■ Entries supplied ■

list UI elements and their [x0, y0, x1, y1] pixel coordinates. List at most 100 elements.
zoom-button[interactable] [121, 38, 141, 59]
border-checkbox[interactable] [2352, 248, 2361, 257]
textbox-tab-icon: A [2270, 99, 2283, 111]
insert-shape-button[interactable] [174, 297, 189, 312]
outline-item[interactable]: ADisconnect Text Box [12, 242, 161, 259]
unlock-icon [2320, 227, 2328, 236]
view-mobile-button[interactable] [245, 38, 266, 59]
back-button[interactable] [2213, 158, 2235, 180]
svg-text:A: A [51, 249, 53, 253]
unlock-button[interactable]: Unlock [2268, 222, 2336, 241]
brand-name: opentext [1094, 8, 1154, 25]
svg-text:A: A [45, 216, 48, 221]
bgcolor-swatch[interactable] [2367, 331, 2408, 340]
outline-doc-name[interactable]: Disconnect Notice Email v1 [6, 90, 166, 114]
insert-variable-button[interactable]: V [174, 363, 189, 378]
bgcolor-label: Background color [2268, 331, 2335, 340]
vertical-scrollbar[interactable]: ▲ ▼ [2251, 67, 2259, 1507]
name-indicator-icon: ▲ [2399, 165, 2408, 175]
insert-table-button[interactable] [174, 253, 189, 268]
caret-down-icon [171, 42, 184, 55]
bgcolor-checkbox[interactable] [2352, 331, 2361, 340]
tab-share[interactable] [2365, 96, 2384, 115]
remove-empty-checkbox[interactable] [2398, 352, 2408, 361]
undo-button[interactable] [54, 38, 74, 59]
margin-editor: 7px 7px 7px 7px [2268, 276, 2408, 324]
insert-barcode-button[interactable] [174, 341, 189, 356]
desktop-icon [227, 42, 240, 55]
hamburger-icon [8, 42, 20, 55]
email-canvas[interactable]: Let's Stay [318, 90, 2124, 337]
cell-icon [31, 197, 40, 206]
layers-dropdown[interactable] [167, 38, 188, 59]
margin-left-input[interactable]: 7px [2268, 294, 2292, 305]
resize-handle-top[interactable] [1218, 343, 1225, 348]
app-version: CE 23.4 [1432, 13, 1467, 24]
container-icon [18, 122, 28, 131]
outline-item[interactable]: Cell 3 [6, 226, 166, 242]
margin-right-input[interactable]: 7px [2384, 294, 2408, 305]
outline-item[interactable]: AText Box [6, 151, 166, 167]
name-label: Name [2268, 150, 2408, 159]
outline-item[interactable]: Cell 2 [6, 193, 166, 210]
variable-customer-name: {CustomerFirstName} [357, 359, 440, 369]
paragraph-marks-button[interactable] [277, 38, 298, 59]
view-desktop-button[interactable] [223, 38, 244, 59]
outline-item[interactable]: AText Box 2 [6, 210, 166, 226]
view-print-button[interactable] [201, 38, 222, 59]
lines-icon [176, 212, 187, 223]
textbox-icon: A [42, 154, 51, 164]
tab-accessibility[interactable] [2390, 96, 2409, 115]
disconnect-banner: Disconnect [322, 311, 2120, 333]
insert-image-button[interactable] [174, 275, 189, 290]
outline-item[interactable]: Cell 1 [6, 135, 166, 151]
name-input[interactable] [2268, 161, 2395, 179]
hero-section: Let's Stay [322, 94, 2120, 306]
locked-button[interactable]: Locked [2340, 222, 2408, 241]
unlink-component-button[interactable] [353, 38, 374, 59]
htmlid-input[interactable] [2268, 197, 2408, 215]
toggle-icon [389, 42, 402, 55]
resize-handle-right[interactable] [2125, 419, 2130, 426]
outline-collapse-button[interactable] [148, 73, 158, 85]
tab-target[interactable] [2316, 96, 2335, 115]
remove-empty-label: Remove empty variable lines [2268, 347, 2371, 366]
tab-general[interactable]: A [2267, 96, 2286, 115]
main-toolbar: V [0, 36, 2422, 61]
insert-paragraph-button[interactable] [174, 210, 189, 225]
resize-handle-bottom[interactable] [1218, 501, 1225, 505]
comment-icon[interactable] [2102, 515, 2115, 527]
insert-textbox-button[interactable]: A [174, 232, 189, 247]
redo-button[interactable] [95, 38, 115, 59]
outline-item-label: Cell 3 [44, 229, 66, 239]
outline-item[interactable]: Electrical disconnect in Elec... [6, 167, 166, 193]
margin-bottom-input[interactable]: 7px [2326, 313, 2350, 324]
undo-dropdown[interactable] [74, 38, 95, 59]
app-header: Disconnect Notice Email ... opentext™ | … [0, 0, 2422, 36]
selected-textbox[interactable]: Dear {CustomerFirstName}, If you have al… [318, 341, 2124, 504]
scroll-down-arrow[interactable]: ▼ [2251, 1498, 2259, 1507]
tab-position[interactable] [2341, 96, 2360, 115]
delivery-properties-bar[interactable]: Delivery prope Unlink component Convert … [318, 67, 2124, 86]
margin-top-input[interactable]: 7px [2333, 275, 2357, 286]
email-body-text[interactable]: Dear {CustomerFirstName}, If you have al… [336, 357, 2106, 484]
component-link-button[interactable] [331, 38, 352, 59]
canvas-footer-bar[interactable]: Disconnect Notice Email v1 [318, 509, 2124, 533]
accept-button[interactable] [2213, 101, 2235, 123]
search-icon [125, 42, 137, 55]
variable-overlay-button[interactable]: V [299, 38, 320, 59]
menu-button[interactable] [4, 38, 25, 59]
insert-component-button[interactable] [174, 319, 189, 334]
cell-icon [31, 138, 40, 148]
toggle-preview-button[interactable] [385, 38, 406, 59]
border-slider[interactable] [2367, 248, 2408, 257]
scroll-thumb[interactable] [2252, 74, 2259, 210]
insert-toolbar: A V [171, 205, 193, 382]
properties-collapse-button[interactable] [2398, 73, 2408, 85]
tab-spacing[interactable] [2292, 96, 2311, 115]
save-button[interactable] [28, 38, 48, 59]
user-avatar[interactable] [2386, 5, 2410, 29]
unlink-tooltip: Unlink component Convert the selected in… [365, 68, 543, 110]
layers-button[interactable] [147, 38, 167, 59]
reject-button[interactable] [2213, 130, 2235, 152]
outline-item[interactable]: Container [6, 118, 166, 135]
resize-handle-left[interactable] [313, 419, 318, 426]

■ Written instruction ■
Please give the material from its first line through the line holding "margin-left-input[interactable]: 7px [2268, 294, 2292, 305]", both ends included, as a JSON list of strings with one string per line and blank lines left out.

■ Task result ■
[
  "list UI elements and their [x0, y0, x1, y1] pixel coordinates. List at most 100 elements.",
  "zoom-button[interactable] [121, 38, 141, 59]",
  "border-checkbox[interactable] [2352, 248, 2361, 257]",
  "textbox-tab-icon: A [2270, 99, 2283, 111]",
  "insert-shape-button[interactable] [174, 297, 189, 312]",
  "outline-item[interactable]: ADisconnect Text Box [12, 242, 161, 259]",
  "unlock-icon [2320, 227, 2328, 236]",
  "view-mobile-button[interactable] [245, 38, 266, 59]",
  "back-button[interactable] [2213, 158, 2235, 180]",
  "svg-text:A: A [51, 249, 53, 253]",
  "unlock-button[interactable]: Unlock [2268, 222, 2336, 241]",
  "brand-name: opentext [1094, 8, 1154, 25]",
  "svg-text:A: A [45, 216, 48, 221]",
  "bgcolor-swatch[interactable] [2367, 331, 2408, 340]",
  "outline-doc-name[interactable]: Disconnect Notice Email v1 [6, 90, 166, 114]",
  "insert-variable-button[interactable]: V [174, 363, 189, 378]",
  "bgcolor-label: Background color [2268, 331, 2335, 340]",
  "vertical-scrollbar[interactable]: ▲ ▼ [2251, 67, 2259, 1507]",
  "name-indicator-icon: ▲ [2399, 165, 2408, 175]",
  "insert-table-button[interactable] [174, 253, 189, 268]",
  "caret-down-icon [171, 42, 184, 55]",
  "bgcolor-checkbox[interactable] [2352, 331, 2361, 340]",
  "tab-share[interactable] [2365, 96, 2384, 115]",
  "remove-empty-checkbox[interactable] [2398, 352, 2408, 361]",
  "undo-button[interactable] [54, 38, 74, 59]",
  "margin-editor: 7px 7px 7px 7px [2268, 276, 2408, 324]",
  "insert-barcode-button[interactable] [174, 341, 189, 356]",
  "desktop-icon [227, 42, 240, 55]",
  "hamburger-icon [8, 42, 20, 55]",
  "email-canvas[interactable]: Let's Stay [318, 90, 2124, 337]",
  "cell-icon [31, 197, 40, 206]",
  "layers-dropdown[interactable] [167, 38, 188, 59]",
  "margin-left-input[interactable]: 7px [2268, 294, 2292, 305]"
]